◆ Supplied material
::::::::::

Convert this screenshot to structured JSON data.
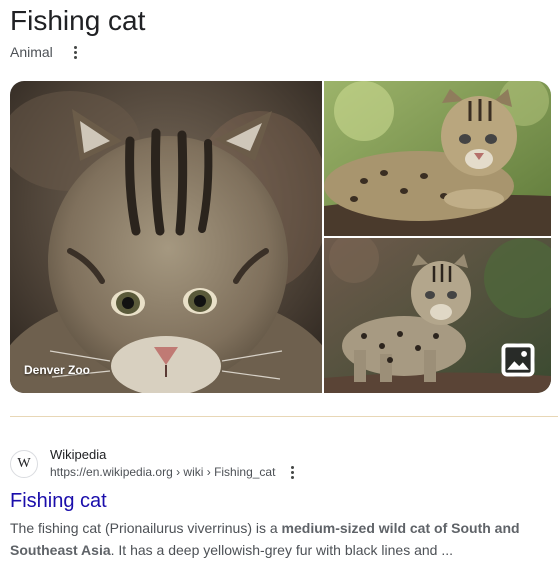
{
  "panel": {
    "title": "Fishing cat",
    "subtitle": "Animal"
  },
  "gallery": {
    "main_caption": "Denver Zoo",
    "images": [
      {
        "icon": "fishing-cat-portrait-image"
      },
      {
        "icon": "fishing-cat-lying-on-log-image"
      },
      {
        "icon": "fishing-cat-standing-image"
      }
    ],
    "more_images_icon": "image-icon"
  },
  "result": {
    "site_name": "Wikipedia",
    "favicon_letter": "W",
    "url": "https://en.wikipedia.org › wiki › Fishing_cat",
    "title": "Fishing cat",
    "snippet": {
      "part1": "The fishing cat (Prionailurus viverrinus) is a ",
      "bold1": "medium-sized wild cat of South and Southeast Asia",
      "part2": ". It has a deep yellowish-grey fur with black lines and ..."
    }
  },
  "colors": {
    "link": "#1a0dab",
    "divider": "#e8d7b6",
    "text_secondary": "#4d5156"
  }
}
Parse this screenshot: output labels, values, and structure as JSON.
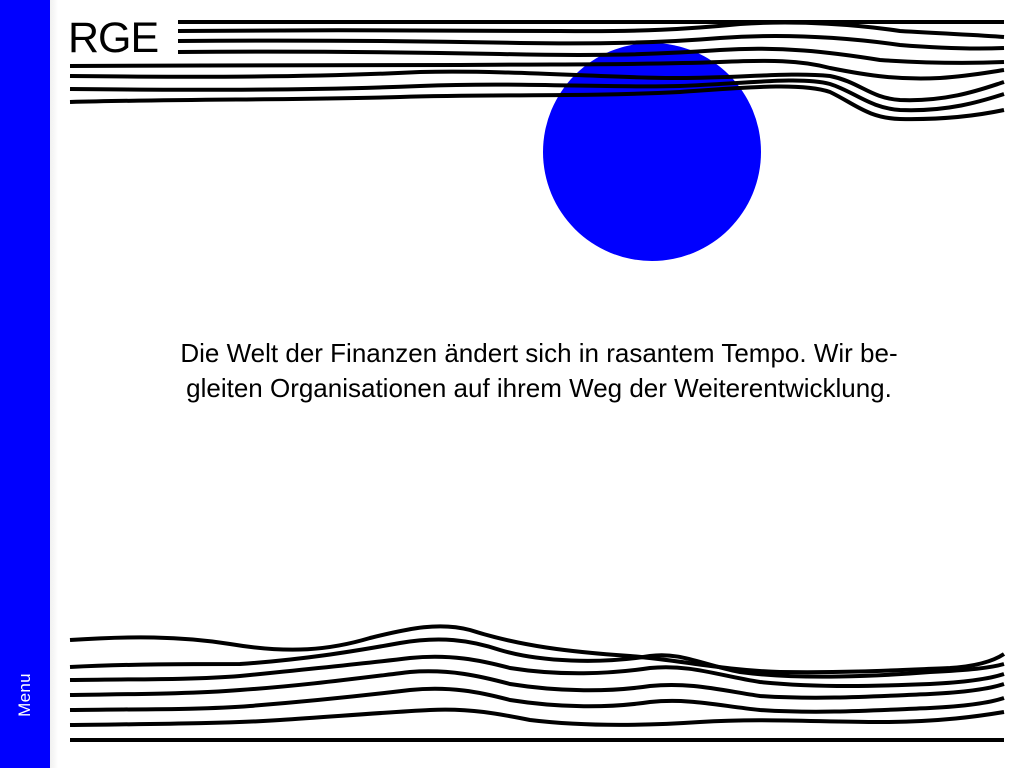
{
  "brand": {
    "logo_text": "RGE",
    "accent_color": "#0000ff"
  },
  "sidebar": {
    "menu_label": "Menu"
  },
  "hero": {
    "tagline_line1": "Die Welt der Finanzen ändert sich in rasantem Tempo. Wir be-",
    "tagline_line2": "gleiten Organisationen auf ihrem Weg der Weiterentwicklung."
  }
}
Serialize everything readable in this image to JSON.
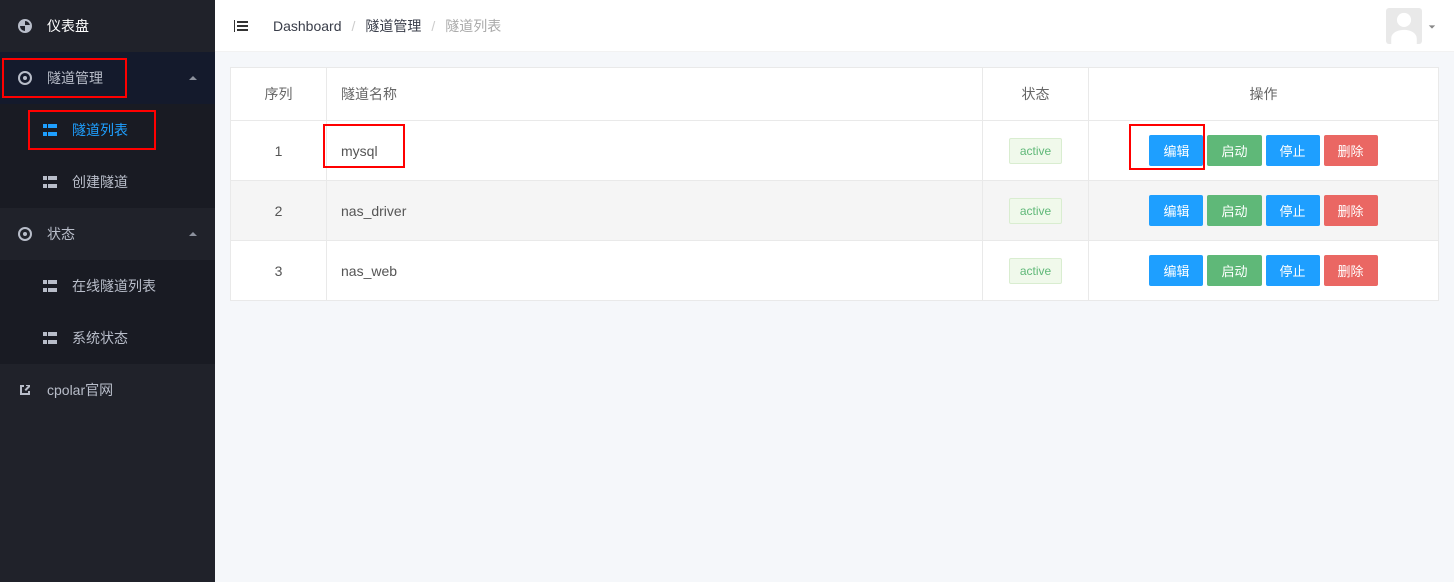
{
  "sidebar": {
    "items": [
      {
        "label": "仪表盘",
        "icon": "dashboard-icon",
        "level": 1
      },
      {
        "label": "隧道管理",
        "icon": "circle-target-icon",
        "level": 1,
        "expandable": true
      },
      {
        "label": "隧道列表",
        "icon": "list-grid-icon",
        "level": 2,
        "active": true
      },
      {
        "label": "创建隧道",
        "icon": "list-grid-icon",
        "level": 2
      },
      {
        "label": "状态",
        "icon": "circle-target-icon",
        "level": 1,
        "expandable": true
      },
      {
        "label": "在线隧道列表",
        "icon": "list-grid-icon",
        "level": 2
      },
      {
        "label": "系统状态",
        "icon": "list-grid-icon",
        "level": 2
      },
      {
        "label": "cpolar官网",
        "icon": "external-link-icon",
        "level": 1
      }
    ]
  },
  "breadcrumbs": {
    "items": [
      {
        "label": "Dashboard",
        "link": true
      },
      {
        "label": "隧道管理",
        "link": true
      },
      {
        "label": "隧道列表",
        "current": true
      }
    ]
  },
  "table": {
    "columns": {
      "seq": "序列",
      "name": "隧道名称",
      "status": "状态",
      "actions": "操作"
    },
    "actions": {
      "edit": "编辑",
      "start": "启动",
      "stop": "停止",
      "delete": "删除"
    },
    "rows": [
      {
        "seq": 1,
        "name": "mysql",
        "status": "active"
      },
      {
        "seq": 2,
        "name": "nas_driver",
        "status": "active"
      },
      {
        "seq": 3,
        "name": "nas_web",
        "status": "active"
      }
    ]
  },
  "annotations": {
    "highlight_sidebar_group": "隧道管理",
    "highlight_sidebar_item": "隧道列表",
    "highlight_row_name": "mysql",
    "highlight_row_action": "编辑"
  }
}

::::::::::

Restate the data above word for word. Skip every picture.

Convert this screenshot to structured JSON data.
{
  "panel": {
    "title": "Fishing cat",
    "subtitle": "Animal"
  },
  "gallery": {
    "main_caption": "Denver Zoo",
    "images": [
      {
        "icon": "fishing-cat-portrait-image"
      },
      {
        "icon": "fishing-cat-lying-on-log-image"
      },
      {
        "icon": "fishing-cat-standing-image"
      }
    ],
    "more_images_icon": "image-icon"
  },
  "result": {
    "site_name": "Wikipedia",
    "favicon_letter": "W",
    "url": "https://en.wikipedia.org › wiki › Fishing_cat",
    "title": "Fishing cat",
    "snippet": {
      "part1": "The fishing cat (Prionailurus viverrinus) is a ",
      "bold1": "medium-sized wild cat of South and Southeast Asia",
      "part2": ". It has a deep yellowish-grey fur with black lines and ..."
    }
  },
  "colors": {
    "link": "#1a0dab",
    "divider": "#e8d7b6",
    "text_secondary": "#4d5156"
  }
}
Parse this screenshot: output labels, values, and structure as JSON.
{
  "brand": {
    "logo_text": "RGE",
    "accent_color": "#0000ff"
  },
  "sidebar": {
    "menu_label": "Menu"
  },
  "hero": {
    "tagline_line1": "Die Welt der Finanzen ändert sich in rasantem Tempo. Wir be-",
    "tagline_line2": "gleiten Organisationen auf ihrem Weg der Weiterentwicklung."
  }
}
Serialize everything readable in this image to JSON.
{
  "sidebar": {
    "items": [
      {
        "label": "仪表盘",
        "icon": "dashboard-icon",
        "level": 1
      },
      {
        "label": "隧道管理",
        "icon": "circle-target-icon",
        "level": 1,
        "expandable": true
      },
      {
        "label": "隧道列表",
        "icon": "list-grid-icon",
        "level": 2,
        "active": true
      },
      {
        "label": "创建隧道",
        "icon": "list-grid-icon",
        "level": 2
      },
      {
        "label": "状态",
        "icon": "circle-target-icon",
        "level": 1,
        "expandable": true
      },
      {
        "label": "在线隧道列表",
        "icon": "list-grid-icon",
        "level": 2
      },
      {
        "label": "系统状态",
        "icon": "list-grid-icon",
        "level": 2
      },
      {
        "label": "cpolar官网",
        "icon": "external-link-icon",
        "level": 1
      }
    ]
  },
  "breadcrumbs": {
    "items": [
      {
        "label": "Dashboard",
        "link": true
      },
      {
        "label": "隧道管理",
        "link": true
      },
      {
        "label": "隧道列表",
        "current": true
      }
    ]
  },
  "table": {
    "columns": {
      "seq": "序列",
      "name": "隧道名称",
      "status": "状态",
      "actions": "操作"
    },
    "actions": {
      "edit": "编辑",
      "start": "启动",
      "stop": "停止",
      "delete": "删除"
    },
    "rows": [
      {
        "seq": 1,
        "name": "mysql",
        "status": "active"
      },
      {
        "seq": 2,
        "name": "nas_driver",
        "status": "active"
      },
      {
        "seq": 3,
        "name": "nas_web",
        "status": "active"
      }
    ]
  },
  "annotations": {
    "highlight_sidebar_group": "隧道管理",
    "highlight_sidebar_item": "隧道列表",
    "highlight_row_name": "mysql",
    "highlight_row_action": "编辑"
  }
}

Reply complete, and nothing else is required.